- [WORK TO BE COMPLETED]: In the entries, find all lines that hold the word "with" and copy them.

- [RECORDS TO USE]:
§

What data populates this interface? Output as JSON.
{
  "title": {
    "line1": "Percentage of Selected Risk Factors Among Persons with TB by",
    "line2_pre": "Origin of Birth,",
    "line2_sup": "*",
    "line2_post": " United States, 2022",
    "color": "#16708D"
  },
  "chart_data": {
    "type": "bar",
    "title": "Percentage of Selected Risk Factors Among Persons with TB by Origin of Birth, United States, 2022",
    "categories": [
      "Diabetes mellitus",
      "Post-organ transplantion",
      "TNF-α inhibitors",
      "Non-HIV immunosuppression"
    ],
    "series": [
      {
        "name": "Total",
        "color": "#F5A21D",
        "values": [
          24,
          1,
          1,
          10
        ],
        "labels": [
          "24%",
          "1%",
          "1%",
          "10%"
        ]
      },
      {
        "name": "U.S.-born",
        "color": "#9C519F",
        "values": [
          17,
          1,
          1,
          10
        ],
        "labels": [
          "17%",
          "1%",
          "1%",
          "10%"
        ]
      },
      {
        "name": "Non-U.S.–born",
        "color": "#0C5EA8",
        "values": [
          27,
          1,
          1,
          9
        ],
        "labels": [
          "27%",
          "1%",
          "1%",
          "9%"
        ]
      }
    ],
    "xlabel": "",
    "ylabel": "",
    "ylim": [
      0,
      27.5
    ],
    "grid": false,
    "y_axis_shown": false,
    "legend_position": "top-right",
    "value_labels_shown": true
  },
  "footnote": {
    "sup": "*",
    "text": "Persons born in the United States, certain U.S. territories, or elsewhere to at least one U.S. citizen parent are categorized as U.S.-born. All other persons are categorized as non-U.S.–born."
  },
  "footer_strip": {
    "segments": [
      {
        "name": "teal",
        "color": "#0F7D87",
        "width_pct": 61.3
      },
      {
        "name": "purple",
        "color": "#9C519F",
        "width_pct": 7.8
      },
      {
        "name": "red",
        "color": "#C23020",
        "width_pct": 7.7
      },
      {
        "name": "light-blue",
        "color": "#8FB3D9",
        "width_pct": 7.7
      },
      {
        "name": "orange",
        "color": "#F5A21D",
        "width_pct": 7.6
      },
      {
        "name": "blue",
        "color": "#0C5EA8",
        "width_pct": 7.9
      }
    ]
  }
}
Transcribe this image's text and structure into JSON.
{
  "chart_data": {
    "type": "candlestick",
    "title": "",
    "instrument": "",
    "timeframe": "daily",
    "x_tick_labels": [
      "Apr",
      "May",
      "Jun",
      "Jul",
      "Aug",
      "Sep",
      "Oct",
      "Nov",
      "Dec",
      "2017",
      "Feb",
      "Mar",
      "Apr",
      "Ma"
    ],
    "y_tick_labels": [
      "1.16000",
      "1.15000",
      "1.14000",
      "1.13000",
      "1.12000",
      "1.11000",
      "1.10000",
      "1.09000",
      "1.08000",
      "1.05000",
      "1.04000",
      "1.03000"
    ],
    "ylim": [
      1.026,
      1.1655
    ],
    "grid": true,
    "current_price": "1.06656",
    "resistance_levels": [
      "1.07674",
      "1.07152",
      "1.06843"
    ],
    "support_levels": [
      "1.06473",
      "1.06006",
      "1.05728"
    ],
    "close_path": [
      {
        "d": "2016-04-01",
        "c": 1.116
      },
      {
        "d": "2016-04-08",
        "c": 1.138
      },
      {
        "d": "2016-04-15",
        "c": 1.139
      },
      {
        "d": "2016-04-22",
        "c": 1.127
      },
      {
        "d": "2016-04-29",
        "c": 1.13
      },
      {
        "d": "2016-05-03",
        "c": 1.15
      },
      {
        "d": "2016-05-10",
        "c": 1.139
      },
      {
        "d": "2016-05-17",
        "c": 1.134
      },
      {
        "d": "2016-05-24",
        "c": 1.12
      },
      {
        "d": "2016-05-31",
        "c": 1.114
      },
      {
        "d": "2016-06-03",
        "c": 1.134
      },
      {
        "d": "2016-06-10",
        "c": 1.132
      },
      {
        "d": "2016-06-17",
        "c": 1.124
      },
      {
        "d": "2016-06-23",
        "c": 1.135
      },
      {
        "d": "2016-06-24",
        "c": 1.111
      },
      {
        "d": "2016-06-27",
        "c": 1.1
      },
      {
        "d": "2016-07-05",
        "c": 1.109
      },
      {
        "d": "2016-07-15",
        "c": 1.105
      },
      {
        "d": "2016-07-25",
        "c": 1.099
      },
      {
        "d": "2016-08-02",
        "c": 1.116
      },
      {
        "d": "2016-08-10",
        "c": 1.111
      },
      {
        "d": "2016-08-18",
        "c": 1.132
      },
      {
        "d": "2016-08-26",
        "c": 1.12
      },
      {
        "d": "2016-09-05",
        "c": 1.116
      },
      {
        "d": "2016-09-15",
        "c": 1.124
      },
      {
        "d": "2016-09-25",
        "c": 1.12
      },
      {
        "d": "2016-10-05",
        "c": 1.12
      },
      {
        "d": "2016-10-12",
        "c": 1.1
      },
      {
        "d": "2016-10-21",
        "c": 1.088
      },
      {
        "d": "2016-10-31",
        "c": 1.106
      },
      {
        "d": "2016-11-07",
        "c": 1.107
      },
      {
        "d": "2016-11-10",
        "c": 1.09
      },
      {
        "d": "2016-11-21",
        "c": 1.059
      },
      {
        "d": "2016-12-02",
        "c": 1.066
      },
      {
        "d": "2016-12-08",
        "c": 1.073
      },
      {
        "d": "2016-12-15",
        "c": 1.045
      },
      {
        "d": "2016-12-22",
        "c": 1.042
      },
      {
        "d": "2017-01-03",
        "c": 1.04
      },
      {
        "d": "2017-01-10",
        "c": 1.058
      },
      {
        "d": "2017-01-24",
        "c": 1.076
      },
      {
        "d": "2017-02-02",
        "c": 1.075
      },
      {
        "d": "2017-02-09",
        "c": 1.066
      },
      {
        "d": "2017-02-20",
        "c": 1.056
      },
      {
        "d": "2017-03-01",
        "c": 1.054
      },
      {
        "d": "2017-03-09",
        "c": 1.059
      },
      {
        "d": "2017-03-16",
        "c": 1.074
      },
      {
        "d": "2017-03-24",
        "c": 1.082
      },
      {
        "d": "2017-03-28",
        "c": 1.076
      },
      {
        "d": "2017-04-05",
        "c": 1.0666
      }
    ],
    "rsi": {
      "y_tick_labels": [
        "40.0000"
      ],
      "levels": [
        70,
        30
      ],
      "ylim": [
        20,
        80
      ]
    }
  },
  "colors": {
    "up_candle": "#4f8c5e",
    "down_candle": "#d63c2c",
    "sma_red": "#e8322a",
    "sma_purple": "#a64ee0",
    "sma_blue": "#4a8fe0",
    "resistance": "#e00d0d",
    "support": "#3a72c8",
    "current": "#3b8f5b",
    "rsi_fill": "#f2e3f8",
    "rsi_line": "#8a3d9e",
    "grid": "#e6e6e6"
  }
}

§

- [RESPONSE]:
    "line1": "Percentage of Selected Risk Factors Among Persons with TB by",
    "title": "Percentage of Selected Risk Factors Among Persons with TB by Origin of Birth, United States, 2022",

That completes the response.